= Task statement =
Return each line of the listing that contains the string "поселок".
▬▬▬
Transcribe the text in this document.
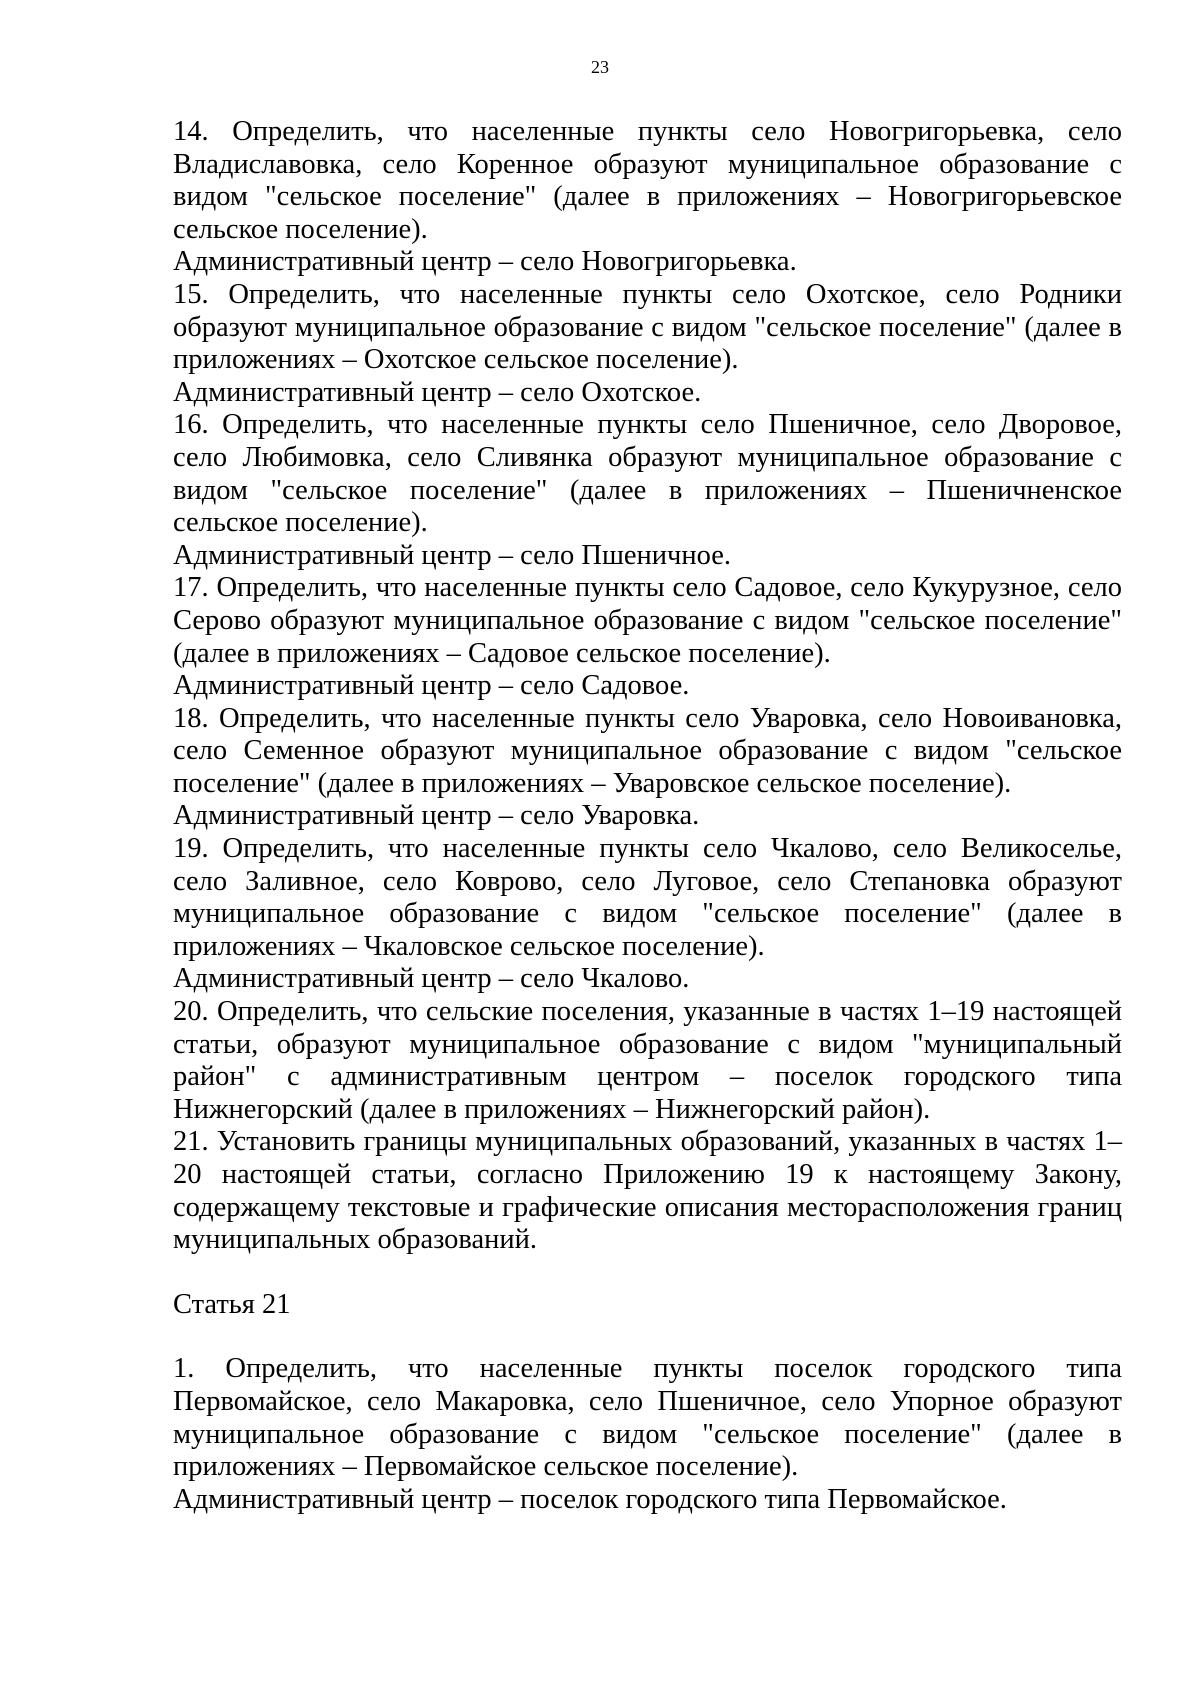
23

14. Определить, что населенные пункты село Новогригорьевка, село Владиславовка, село Коренное образуют муниципальное образование с видом "сельское поселение" (далее в приложениях – Новогригорьевское сельское поселение).

Административный центр – село Новогригорьевка.

15. Определить, что населенные пункты село Охотское, село Родники образуют муниципальное образование с видом "сельское поселение" (далее в приложениях – Охотское сельское поселение).

Административный центр – село Охотское.

16. Определить, что населенные пункты село Пшеничное, село Дворовое, село Любимовка, село Сливянка образуют муниципальное образование с видом "сельское поселение" (далее в приложениях – Пшеничненское сельское поселение).

Административный центр – село Пшеничное.

17. Определить, что населенные пункты село Садовое, село Кукурузное, село Серово образуют муниципальное образование с видом "сельское поселение" (далее в приложениях – Садовое сельское поселение).

Административный центр – село Садовое.

18. Определить, что населенные пункты село Уваровка, село Новоивановка, село Семенное образуют муниципальное образование с видом "сельское поселение" (далее в приложениях – Уваровское сельское поселение).

Административный центр – село Уваровка.

19. Определить, что населенные пункты село Чкалово, село Великоселье, село Заливное, село Коврово, село Луговое, село Степановка образуют муниципальное образование с видом "сельское поселение" (далее в приложениях – Чкаловское сельское поселение).

Административный центр – село Чкалово.

20. Определить, что сельские поселения, указанные в частях 1–19 настоящей статьи, образуют муниципальное образование с видом "муниципальный район" с административным центром – поселок городского типа Нижнегорский (далее в приложениях – Нижнегорский район).

21. Установить границы муниципальных образований, указанных в частях 1–20 настоящей статьи, согласно Приложению 19 к настоящему Закону, содержащему текстовые и графические описания месторасположения границ муниципальных образований.

Статья 21

1. Определить, что населенные пункты поселок городского типа Первомайское, село Макаровка, село Пшеничное, село Упорное образуют муниципальное образование с видом "сельское поселение" (далее в приложениях – Первомайское сельское поселение).

Административный центр – поселок городского типа Первомайское.
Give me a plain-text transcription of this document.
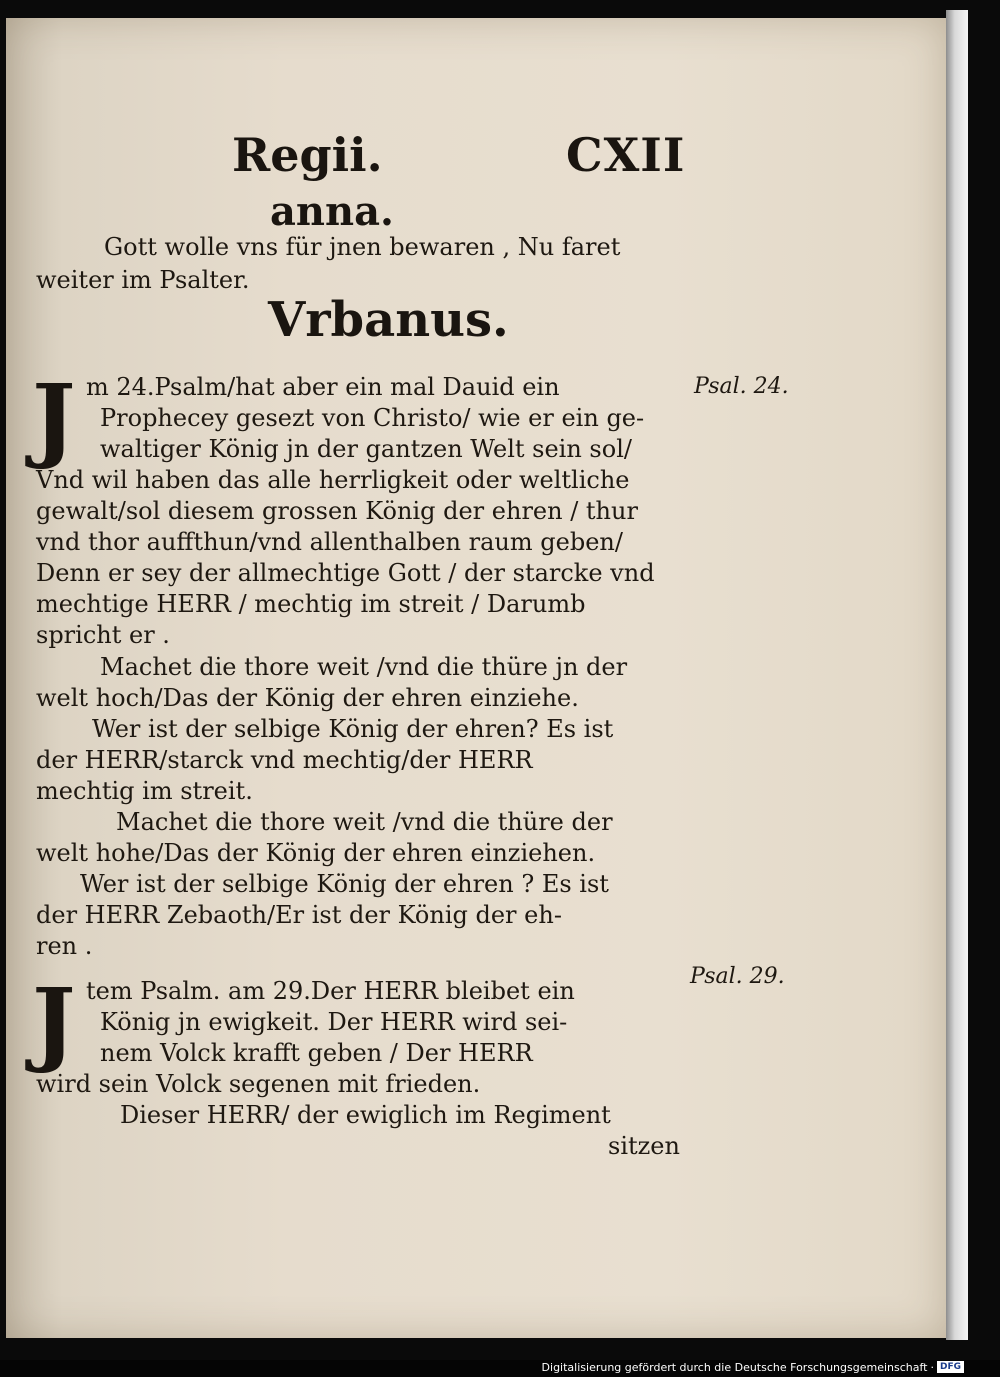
Regii.	CXII
anna.
Gott wolle vns für jnen bewaren , Nu faret
weiter im Psalter.
Vrbanus.
J m 24.Psalm/hat aber ein mal Dauid ein
Prophecey gesezt von Christo/ wie er ein ge-
waltiger König jn der gantzen Welt sein sol/
Vnd wil haben das alle herrligkeit oder weltliche
gewalt/sol diesem grossen König der ehren / thur
vnd thor auffthun/vnd allenthalben raum geben/
Denn er sey der allmechtige Gott / der starcke vnd
mechtige HERR / mechtig im streit / Darumb
spricht er .
Psal. 24.
Machet die thore weit /vnd die thüre jn der
welt hoch/Das der König der ehren einziehe.
Wer ist der selbige König der ehren? Es ist
der HERR/starck vnd mechtig/der HERR
mechtig im streit.
Machet die thore weit /vnd die thüre der
welt hohe/Das der König der ehren einziehen.
Wer ist der selbige König der ehren ? Es ist
der HERR Zebaoth/Er ist der König der eh-
ren .
J tem Psalm. am 29.Der HERR bleibet ein
König jn ewigkeit. Der HERR wird sei-
nem Volck krafft geben / Der HERR
wird sein Volck segenen mit frieden.
Dieser HERR/ der ewiglich im Regiment
sitzen
Psal. 29.
Digitalisierung gefördert durch die Deutsche Forschungsgemeinschaft · DFG
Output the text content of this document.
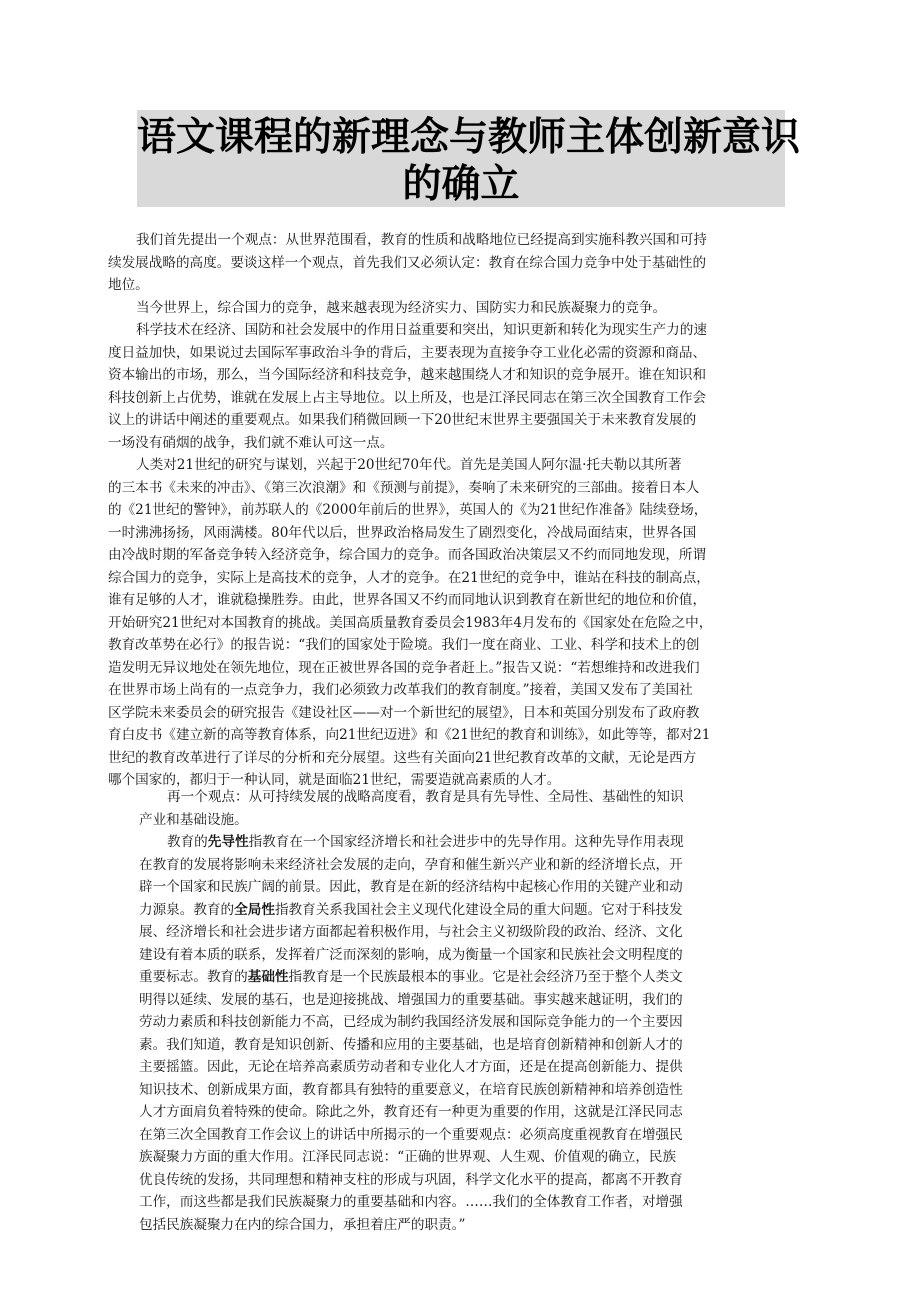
语文课程的新理念与教师主体创新意识
的确立
我们首先提出一个观点：从世界范围看，教育的性质和战略地位已经提高到实施科教兴国和可持
续发展战略的高度。要谈这样一个观点，首先我们又必须认定：教育在综合国力竞争中处于基础性的
地位。
当今世界上，综合国力的竞争，越来越表现为经济实力、国防实力和民族凝聚力的竞争。
科学技术在经济、国防和社会发展中的作用日益重要和突出，知识更新和转化为现实生产力的速
度日益加快，如果说过去国际军事政治斗争的背后，主要表现为直接争夺工业化必需的资源和商品、
资本输出的市场，那么，当今国际经济和科技竞争，越来越围绕人才和知识的竞争展开。谁在知识和
科技创新上占优势，谁就在发展上占主导地位。以上所及，也是江泽民同志在第三次全国教育工作会
议上的讲话中阐述的重要观点。如果我们稍微回顾一下20世纪末世界主要强国关于未来教育发展的
一场没有硝烟的战争，我们就不难认可这一点。
人类对21世纪的研究与谋划，兴起于20世纪70年代。首先是美国人阿尔温·托夫勒以其所著
的三本书《未来的冲击》、《第三次浪潮》和《预测与前提》，奏响了未来研究的三部曲。接着日本人
的《21世纪的警钟》，前苏联人的《2000年前后的世界》，英国人的《为21世纪作准备》陆续登场，
一时沸沸扬扬，风雨满楼。80年代以后，世界政治格局发生了剧烈变化，冷战局面结束，世界各国
由冷战时期的军备竞争转入经济竞争，综合国力的竞争。而各国政治决策层又不约而同地发现，所谓
综合国力的竞争，实际上是高技术的竞争，人才的竞争。在21世纪的竞争中，谁站在科技的制高点，
谁有足够的人才，谁就稳操胜券。由此，世界各国又不约而同地认识到教育在新世纪的地位和价值，
开始研究21世纪对本国教育的挑战。美国高质量教育委员会1983年4月发布的《国家处在危险之中，
教育改革势在必行》的报告说：“我们的国家处于险境。我们一度在商业、工业、科学和技术上的创
造发明无异议地处在领先地位，现在正被世界各国的竞争者赶上。”报告又说：“若想维持和改进我们
在世界市场上尚有的一点竞争力，我们必须致力改革我们的教育制度。”接着，美国又发布了美国社
区学院未来委员会的研究报告《建设社区——对一个新世纪的展望》，日本和英国分别发布了政府教
育白皮书《建立新的高等教育体系，向21世纪迈进》和《21世纪的教育和训练》，如此等等，都对21
世纪的教育改革进行了详尽的分析和充分展望。这些有关面向21世纪教育改革的文献，无论是西方
哪个国家的，都归于一种认同，就是面临21世纪，需要造就高素质的人才。
再一个观点：从可持续发展的战略高度看，教育是具有先导性、全局性、基础性的知识
产业和基础设施。
教育的先导性指教育在一个国家经济增长和社会进步中的先导作用。这种先导作用表现
在教育的发展将影响未来经济社会发展的走向，孕育和催生新兴产业和新的经济增长点，开
辟一个国家和民族广阔的前景。因此，教育是在新的经济结构中起核心作用的关键产业和动
力源泉。教育的全局性指教育关系我国社会主义现代化建设全局的重大问题。它对于科技发
展、经济增长和社会进步诸方面都起着积极作用，与社会主义初级阶段的政治、经济、文化
建设有着本质的联系，发挥着广泛而深刻的影响，成为衡量一个国家和民族社会文明程度的
重要标志。教育的基础性指教育是一个民族最根本的事业。它是社会经济乃至于整个人类文
明得以延续、发展的基石，也是迎接挑战、增强国力的重要基础。事实越来越证明，我们的
劳动力素质和科技创新能力不高，已经成为制约我国经济发展和国际竞争能力的一个主要因
素。我们知道，教育是知识创新、传播和应用的主要基础，也是培育创新精神和创新人才的
主要摇篮。因此，无论在培养高素质劳动者和专业化人才方面，还是在提高创新能力、提供
知识技术、创新成果方面，教育都具有独特的重要意义，在培育民族创新精神和培养创造性
人才方面肩负着特殊的使命。除此之外，教育还有一种更为重要的作用，这就是江泽民同志
在第三次全国教育工作会议上的讲话中所揭示的一个重要观点：必须高度重视教育在增强民
族凝聚力方面的重大作用。江泽民同志说：“正确的世界观、人生观、价值观的确立，民族
优良传统的发扬，共同理想和精神支柱的形成与巩固，科学文化水平的提高，都离不开教育
工作，而这些都是我们民族凝聚力的重要基础和内容。……我们的全体教育工作者，对增强
包括民族凝聚力在内的综合国力，承担着庄严的职责。”
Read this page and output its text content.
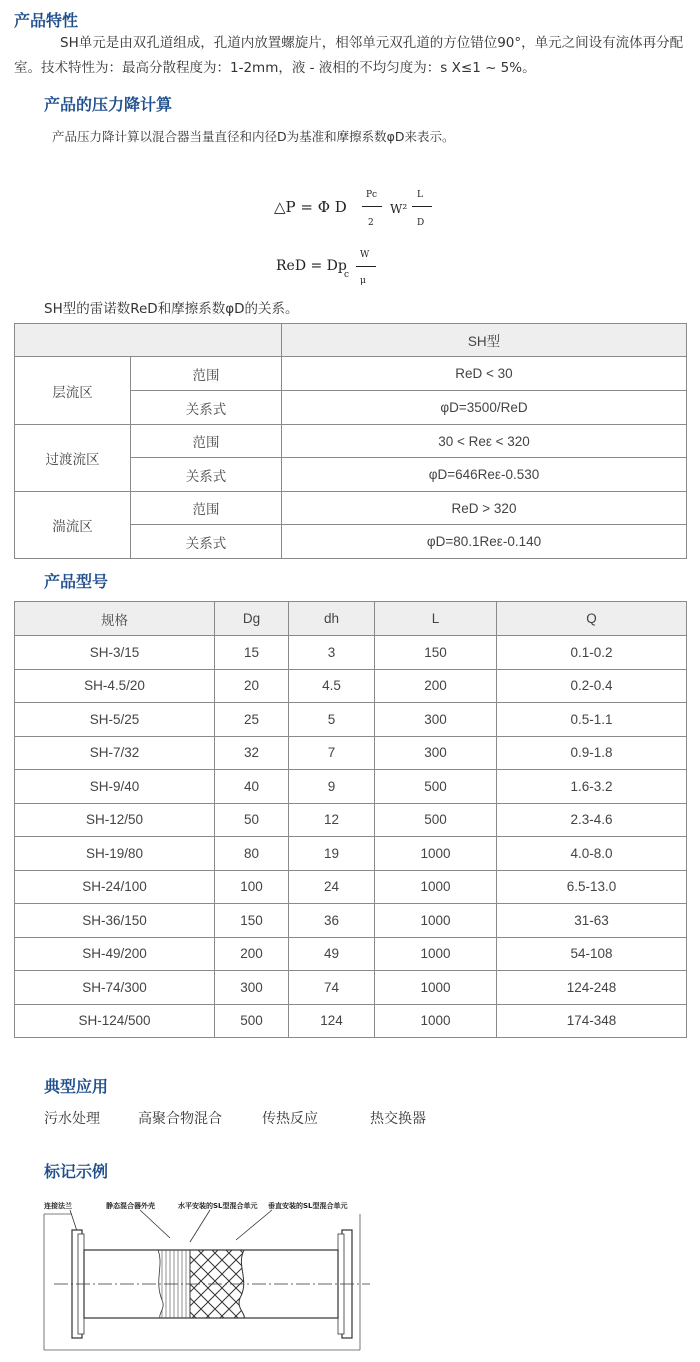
产品特性
SH单元是由双孔道组成，孔道内放置螺旋片，相邻单元双孔道的方位错位90°，单元之间设有流体再分配室。技术特性为：最高分散程度为：1-2mm，液 - 液相的不均匀度为：s X≤1 ~ 5%。
产品的压力降计算
产品压力降计算以混合器当量直径和内径D为基准和摩擦系数φD来表示。
△P = Φ D
Pc
2
W²
L
D
ReD = Dp
c
W
μ
SH型的雷诺数ReD和摩擦系数φD的关系。
		SH型
层流区	范围	ReD < 30
	关系式	φD=3500/ReD
过渡流区	范围	30 < Reε < 320
	关系式	φD=646Reε-0.530
湍流区	范围	ReD > 320
	关系式	φD=80.1Reε-0.140
产品型号
规格	Dg	dh	L	Q
SH-3/15	15	3	150	0.1-0.2
SH-4.5/20	20	4.5	200	0.2-0.4
SH-5/25	25	5	300	0.5-1.1
SH-7/32	32	7	300	0.9-1.8
SH-9/40	40	9	500	1.6-3.2
SH-12/50	50	12	500	2.3-4.6
SH-19/80	80	19	1000	4.0-8.0
SH-24/100	100	24	1000	6.5-13.0
SH-36/150	150	36	1000	31-63
SH-49/200	200	49	1000	54-108
SH-74/300	300	74	1000	124-248
SH-124/500	500	124	1000	174-348
典型应用
污水处理	高聚合物混合	传热反应	热交换器
标记示例
连接法兰	静态混合器外壳	水平安装的SL型混合单元 垂直安装的SL型混合单元
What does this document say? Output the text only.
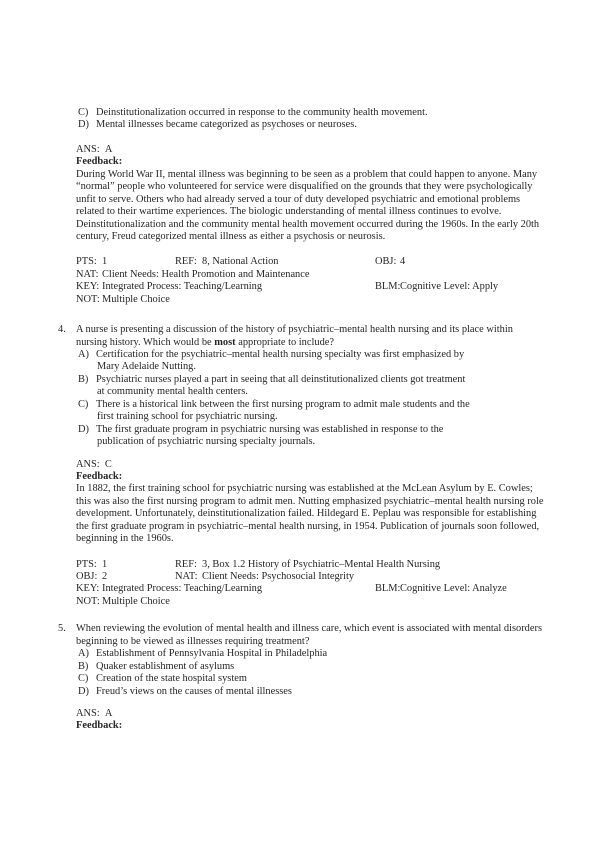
C) Deinstitutionalization occurred in response to the community health movement.
D) Mental illnesses became categorized as psychoses or neuroses.
ANS: A
Feedback:
During World War II, mental illness was beginning to be seen as a problem that could happen to anyone. Many
“normal” people who volunteered for service were disqualified on the grounds that they were psychologically
unfit to serve. Others who had already served a tour of duty developed psychiatric and emotional problems
related to their wartime experiences. The biologic understanding of mental illness continues to evolve.
Deinstitutionalization and the community mental health movement occurred during the 1960s. In the early 20th
century, Freud categorized mental illness as either a psychosis or neurosis.
PTS: 1	REF: 8, National Action	OBJ: 4
NAT: Client Needs: Health Promotion and Maintenance
KEY: Integrated Process: Teaching/Learning	BLM: Cognitive Level: Apply
NOT: Multiple Choice
4. A nurse is presenting a discussion of the history of psychiatric–mental health nursing and its place within
nursing history. Which would be most appropriate to include?
A) Certification for the psychiatric–mental health nursing specialty was first emphasized by
Mary Adelaide Nutting.
B) Psychiatric nurses played a part in seeing that all deinstitutionalized clients got treatment
at community mental health centers.
C) There is a historical link between the first nursing program to admit male students and the
first training school for psychiatric nursing.
D) The first graduate program in psychiatric nursing was established in response to the
publication of psychiatric nursing specialty journals.
ANS: C
Feedback:
In 1882, the first training school for psychiatric nursing was established at the McLean Asylum by E. Cowles;
this was also the first nursing program to admit men. Nutting emphasized psychiatric–mental health nursing role
development. Unfortunately, deinstitutionalization failed. Hildegard E. Peplau was responsible for establishing
the first graduate program in psychiatric–mental health nursing, in 1954. Publication of journals soon followed,
beginning in the 1960s.
PTS: 1	REF: 3, Box 1.2 History of Psychiatric–Mental Health Nursing
OBJ: 2	NAT: Client Needs: Psychosocial Integrity
KEY: Integrated Process: Teaching/Learning	BLM: Cognitive Level: Analyze
NOT: Multiple Choice
5. When reviewing the evolution of mental health and illness care, which event is associated with mental disorders
beginning to be viewed as illnesses requiring treatment?
A) Establishment of Pennsylvania Hospital in Philadelphia
B) Quaker establishment of asylums
C) Creation of the state hospital system
D) Freud’s views on the causes of mental illnesses
ANS: A
Feedback:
▬▬▬
= Complete response =
20. Определить, что сельские поселения, указанные в частях 1–19 настоящей статьи, образуют муниципальное образование с видом "муниципальный район" с административным центром – поселок городского типа Нижнегорский (далее в приложениях – Нижнегорский район).
1. Определить, что населенные пункты поселок городского типа Первомайское, село Макаровка, село Пшеничное, село Упорное образуют муниципальное образование с видом "сельское поселение" (далее в приложениях – Первомайское сельское поселение).
Административный центр – поселок городского типа Первомайское.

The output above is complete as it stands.